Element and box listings
● ● ● ● ●

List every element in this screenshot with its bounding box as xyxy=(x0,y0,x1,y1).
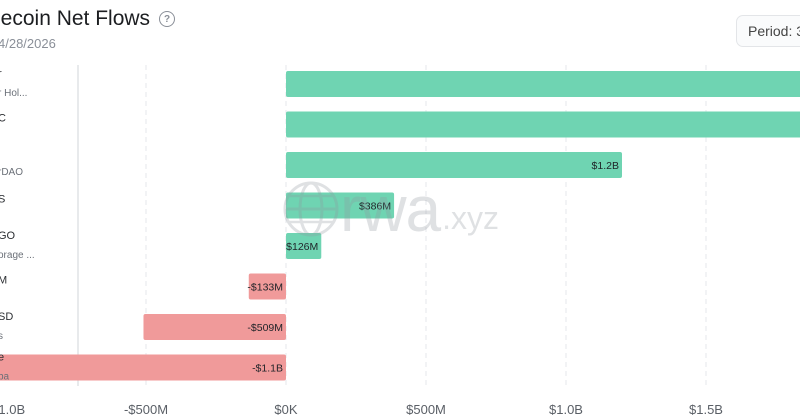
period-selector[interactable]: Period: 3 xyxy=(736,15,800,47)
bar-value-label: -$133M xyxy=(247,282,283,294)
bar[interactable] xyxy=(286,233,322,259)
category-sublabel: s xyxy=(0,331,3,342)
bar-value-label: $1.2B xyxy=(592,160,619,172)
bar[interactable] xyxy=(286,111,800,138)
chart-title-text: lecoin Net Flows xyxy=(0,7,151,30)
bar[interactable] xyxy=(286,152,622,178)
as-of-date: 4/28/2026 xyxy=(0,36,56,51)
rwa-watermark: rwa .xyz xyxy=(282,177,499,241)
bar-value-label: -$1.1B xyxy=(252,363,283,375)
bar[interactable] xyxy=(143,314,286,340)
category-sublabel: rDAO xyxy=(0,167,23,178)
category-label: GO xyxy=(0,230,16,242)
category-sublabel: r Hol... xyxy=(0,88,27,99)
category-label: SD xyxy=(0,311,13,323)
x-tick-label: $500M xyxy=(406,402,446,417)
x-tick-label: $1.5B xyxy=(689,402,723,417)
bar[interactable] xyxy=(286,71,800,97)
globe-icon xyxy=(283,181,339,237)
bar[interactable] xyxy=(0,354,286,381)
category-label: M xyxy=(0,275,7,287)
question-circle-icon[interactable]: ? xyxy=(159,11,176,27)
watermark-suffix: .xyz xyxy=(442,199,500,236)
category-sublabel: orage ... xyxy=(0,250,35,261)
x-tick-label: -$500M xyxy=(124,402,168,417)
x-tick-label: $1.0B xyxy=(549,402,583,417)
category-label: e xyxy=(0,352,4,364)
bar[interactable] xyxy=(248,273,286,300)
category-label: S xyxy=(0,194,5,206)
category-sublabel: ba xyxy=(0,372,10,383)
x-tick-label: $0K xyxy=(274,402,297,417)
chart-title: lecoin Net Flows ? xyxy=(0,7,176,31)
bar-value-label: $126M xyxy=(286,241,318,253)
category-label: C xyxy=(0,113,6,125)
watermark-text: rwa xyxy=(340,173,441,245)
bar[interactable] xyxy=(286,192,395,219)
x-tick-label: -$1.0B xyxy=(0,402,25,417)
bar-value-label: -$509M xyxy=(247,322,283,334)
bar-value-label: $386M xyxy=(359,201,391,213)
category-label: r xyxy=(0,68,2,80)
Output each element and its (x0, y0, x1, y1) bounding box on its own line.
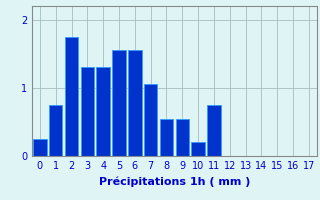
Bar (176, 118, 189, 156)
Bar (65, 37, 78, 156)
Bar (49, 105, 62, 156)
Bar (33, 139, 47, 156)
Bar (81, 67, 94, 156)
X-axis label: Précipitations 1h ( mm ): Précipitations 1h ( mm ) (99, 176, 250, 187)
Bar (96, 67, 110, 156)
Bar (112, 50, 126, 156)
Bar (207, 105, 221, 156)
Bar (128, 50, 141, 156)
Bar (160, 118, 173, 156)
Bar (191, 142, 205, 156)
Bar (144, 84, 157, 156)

● ● ● ● ●

■ Given request ■
Reproduce every line of the material above character for character, omitting the picture markers.

■ Task response ■
List every element in this screenshot with its bounding box as xyxy=(x0,y0,x1,y1).
period-selector[interactable]: Period: 3 xyxy=(736,15,800,47)
bar-value-label: -$133M xyxy=(247,282,283,294)
bar[interactable] xyxy=(286,233,322,259)
category-sublabel: s xyxy=(0,331,3,342)
bar-value-label: $1.2B xyxy=(592,160,619,172)
bar[interactable] xyxy=(286,111,800,138)
chart-title-text: lecoin Net Flows xyxy=(0,7,151,30)
bar[interactable] xyxy=(286,152,622,178)
as-of-date: 4/28/2026 xyxy=(0,36,56,51)
rwa-watermark: rwa .xyz xyxy=(282,177,499,241)
bar-value-label: -$1.1B xyxy=(252,363,283,375)
bar[interactable] xyxy=(143,314,286,340)
category-sublabel: rDAO xyxy=(0,167,23,178)
category-label: GO xyxy=(0,230,16,242)
category-sublabel: r Hol... xyxy=(0,88,27,99)
category-label: SD xyxy=(0,311,13,323)
x-tick-label: $500M xyxy=(406,402,446,417)
x-tick-label: $1.5B xyxy=(689,402,723,417)
bar[interactable] xyxy=(286,71,800,97)
globe-icon xyxy=(283,181,339,237)
bar[interactable] xyxy=(0,354,286,381)
category-label: M xyxy=(0,275,7,287)
question-circle-icon[interactable]: ? xyxy=(159,11,176,27)
watermark-suffix: .xyz xyxy=(442,199,500,236)
category-sublabel: orage ... xyxy=(0,250,35,261)
x-tick-label: -$500M xyxy=(124,402,168,417)
x-tick-label: $1.0B xyxy=(549,402,583,417)
category-label: e xyxy=(0,352,4,364)
bar[interactable] xyxy=(248,273,286,300)
category-label: S xyxy=(0,194,5,206)
category-sublabel: ba xyxy=(0,372,10,383)
x-tick-label: $0K xyxy=(274,402,297,417)
chart-title: lecoin Net Flows ? xyxy=(0,7,176,31)
bar-value-label: $126M xyxy=(286,241,318,253)
category-label: C xyxy=(0,113,6,125)
watermark-text: rwa xyxy=(340,173,441,245)
bar[interactable] xyxy=(286,192,395,219)
x-tick-label: -$1.0B xyxy=(0,402,25,417)
bar-value-label: -$509M xyxy=(247,322,283,334)
bar-value-label: $386M xyxy=(359,201,391,213)
category-label: r xyxy=(0,68,2,80)
Output each element and its (x0, y0, x1, y1) bounding box on its own line.
Bar (176, 118, 189, 156)
Bar (65, 37, 78, 156)
Bar (49, 105, 62, 156)
Bar (33, 139, 47, 156)
Bar (81, 67, 94, 156)
X-axis label: Précipitations 1h ( mm ): Précipitations 1h ( mm ) (99, 176, 250, 187)
Bar (96, 67, 110, 156)
Bar (112, 50, 126, 156)
Bar (207, 105, 221, 156)
Bar (128, 50, 141, 156)
Bar (160, 118, 173, 156)
Bar (191, 142, 205, 156)
Bar (144, 84, 157, 156)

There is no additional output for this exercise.